◆ **What the task asks**
Every line of the data that contains the string "نظامی" must be copied.

◆ **Material for this task**
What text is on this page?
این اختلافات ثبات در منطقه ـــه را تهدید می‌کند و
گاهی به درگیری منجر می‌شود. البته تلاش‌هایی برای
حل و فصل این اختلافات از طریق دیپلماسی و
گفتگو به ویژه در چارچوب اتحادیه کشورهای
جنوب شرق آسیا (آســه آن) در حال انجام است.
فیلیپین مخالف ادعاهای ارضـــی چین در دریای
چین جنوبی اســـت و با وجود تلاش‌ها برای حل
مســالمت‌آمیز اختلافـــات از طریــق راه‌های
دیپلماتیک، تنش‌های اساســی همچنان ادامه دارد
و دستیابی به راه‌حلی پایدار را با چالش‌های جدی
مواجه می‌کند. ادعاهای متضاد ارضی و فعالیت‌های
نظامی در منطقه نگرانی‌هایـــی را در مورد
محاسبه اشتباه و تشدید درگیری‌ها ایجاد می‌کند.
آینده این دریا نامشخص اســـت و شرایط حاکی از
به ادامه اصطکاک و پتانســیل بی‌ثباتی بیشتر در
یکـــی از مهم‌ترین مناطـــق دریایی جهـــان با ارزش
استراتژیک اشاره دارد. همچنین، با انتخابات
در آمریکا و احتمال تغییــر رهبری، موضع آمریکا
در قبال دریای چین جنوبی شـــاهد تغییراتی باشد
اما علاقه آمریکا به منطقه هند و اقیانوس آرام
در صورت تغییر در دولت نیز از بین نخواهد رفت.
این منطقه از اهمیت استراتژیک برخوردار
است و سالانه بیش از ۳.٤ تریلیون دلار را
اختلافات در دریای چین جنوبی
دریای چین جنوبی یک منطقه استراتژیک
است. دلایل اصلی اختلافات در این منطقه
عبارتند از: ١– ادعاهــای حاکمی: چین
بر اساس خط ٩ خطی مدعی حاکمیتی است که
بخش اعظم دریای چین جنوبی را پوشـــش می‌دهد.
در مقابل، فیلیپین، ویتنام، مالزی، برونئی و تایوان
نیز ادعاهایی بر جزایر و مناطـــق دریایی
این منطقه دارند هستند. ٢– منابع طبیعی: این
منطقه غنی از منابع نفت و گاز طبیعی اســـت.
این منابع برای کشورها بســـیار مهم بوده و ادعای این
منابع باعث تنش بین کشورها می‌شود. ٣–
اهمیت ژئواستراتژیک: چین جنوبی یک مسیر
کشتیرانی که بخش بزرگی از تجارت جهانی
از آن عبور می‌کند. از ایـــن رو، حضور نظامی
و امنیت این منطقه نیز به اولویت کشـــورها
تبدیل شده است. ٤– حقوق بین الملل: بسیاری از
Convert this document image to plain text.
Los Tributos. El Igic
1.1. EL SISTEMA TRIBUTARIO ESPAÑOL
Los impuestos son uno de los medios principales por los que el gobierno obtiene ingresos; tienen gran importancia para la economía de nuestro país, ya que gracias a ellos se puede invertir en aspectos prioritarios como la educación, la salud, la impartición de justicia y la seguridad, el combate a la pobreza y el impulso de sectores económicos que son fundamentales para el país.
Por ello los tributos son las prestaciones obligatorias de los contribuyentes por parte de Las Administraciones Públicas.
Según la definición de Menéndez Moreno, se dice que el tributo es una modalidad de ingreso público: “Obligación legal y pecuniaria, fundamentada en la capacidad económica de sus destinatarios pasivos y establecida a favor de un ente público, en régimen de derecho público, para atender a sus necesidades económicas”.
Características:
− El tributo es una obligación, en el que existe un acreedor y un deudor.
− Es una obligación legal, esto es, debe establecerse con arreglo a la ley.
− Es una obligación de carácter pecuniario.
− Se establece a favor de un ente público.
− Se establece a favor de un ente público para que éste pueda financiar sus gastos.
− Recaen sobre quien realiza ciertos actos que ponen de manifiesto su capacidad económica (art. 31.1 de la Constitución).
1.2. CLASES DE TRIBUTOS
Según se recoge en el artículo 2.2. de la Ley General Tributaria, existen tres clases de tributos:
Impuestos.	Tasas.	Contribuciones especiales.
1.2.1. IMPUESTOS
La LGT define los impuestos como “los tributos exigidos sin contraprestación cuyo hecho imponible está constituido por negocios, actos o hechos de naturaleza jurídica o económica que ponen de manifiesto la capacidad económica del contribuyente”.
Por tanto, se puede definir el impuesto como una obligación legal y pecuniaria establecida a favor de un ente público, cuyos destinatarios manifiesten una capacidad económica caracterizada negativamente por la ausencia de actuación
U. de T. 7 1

◆ **Solution to the problem**
نظامی در منطقه نگرانی‌هایـــی را در مورد
از آن عبور می‌کند. از ایـــن رو، حضور نظامی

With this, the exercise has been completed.